··· RECORDS TO PROCESS

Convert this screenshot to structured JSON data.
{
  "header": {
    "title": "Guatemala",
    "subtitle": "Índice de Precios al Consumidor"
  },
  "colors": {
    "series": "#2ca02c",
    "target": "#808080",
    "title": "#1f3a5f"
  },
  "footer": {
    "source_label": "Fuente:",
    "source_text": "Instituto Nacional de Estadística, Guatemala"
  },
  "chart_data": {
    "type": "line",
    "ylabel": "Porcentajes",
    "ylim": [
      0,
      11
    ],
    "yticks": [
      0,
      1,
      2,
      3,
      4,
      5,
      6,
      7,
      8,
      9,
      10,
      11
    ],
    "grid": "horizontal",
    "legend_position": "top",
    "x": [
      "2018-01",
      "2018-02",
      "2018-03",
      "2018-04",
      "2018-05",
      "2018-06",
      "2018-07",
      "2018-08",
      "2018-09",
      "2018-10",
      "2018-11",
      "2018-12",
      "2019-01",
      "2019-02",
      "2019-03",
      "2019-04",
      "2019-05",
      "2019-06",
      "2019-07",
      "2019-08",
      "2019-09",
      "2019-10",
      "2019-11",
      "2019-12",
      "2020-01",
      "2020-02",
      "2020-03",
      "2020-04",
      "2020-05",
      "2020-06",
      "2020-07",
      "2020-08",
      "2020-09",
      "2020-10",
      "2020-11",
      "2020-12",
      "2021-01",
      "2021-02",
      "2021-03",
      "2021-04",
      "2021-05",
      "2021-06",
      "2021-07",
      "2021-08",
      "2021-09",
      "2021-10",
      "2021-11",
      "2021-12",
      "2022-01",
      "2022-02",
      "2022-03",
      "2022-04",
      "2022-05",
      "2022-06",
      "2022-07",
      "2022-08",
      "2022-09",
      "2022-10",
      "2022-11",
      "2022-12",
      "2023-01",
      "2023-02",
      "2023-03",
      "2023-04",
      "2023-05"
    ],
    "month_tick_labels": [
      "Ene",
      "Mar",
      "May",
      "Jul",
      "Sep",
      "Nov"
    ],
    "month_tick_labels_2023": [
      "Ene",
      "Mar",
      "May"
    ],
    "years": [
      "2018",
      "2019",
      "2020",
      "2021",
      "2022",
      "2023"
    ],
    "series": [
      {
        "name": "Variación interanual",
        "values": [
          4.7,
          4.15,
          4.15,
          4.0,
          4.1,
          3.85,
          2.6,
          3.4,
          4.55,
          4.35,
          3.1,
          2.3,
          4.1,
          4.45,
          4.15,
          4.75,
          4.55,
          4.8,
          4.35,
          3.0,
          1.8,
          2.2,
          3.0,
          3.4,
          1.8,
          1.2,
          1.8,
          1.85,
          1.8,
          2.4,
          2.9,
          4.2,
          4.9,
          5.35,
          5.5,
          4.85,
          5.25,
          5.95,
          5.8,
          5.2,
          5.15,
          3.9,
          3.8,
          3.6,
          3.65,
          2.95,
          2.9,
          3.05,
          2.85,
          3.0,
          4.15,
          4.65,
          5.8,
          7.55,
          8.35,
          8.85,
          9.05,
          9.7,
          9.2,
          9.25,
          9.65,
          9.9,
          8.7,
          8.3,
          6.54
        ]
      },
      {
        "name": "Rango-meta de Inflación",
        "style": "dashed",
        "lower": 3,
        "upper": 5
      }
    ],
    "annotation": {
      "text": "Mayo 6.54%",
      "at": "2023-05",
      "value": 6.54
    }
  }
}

······

In the entries above, identify each line that includes the string "Guatemala", then copy it.

    "title": "Guatemala",
    "source_text": "Instituto Nacional de Estadística, Guatemala"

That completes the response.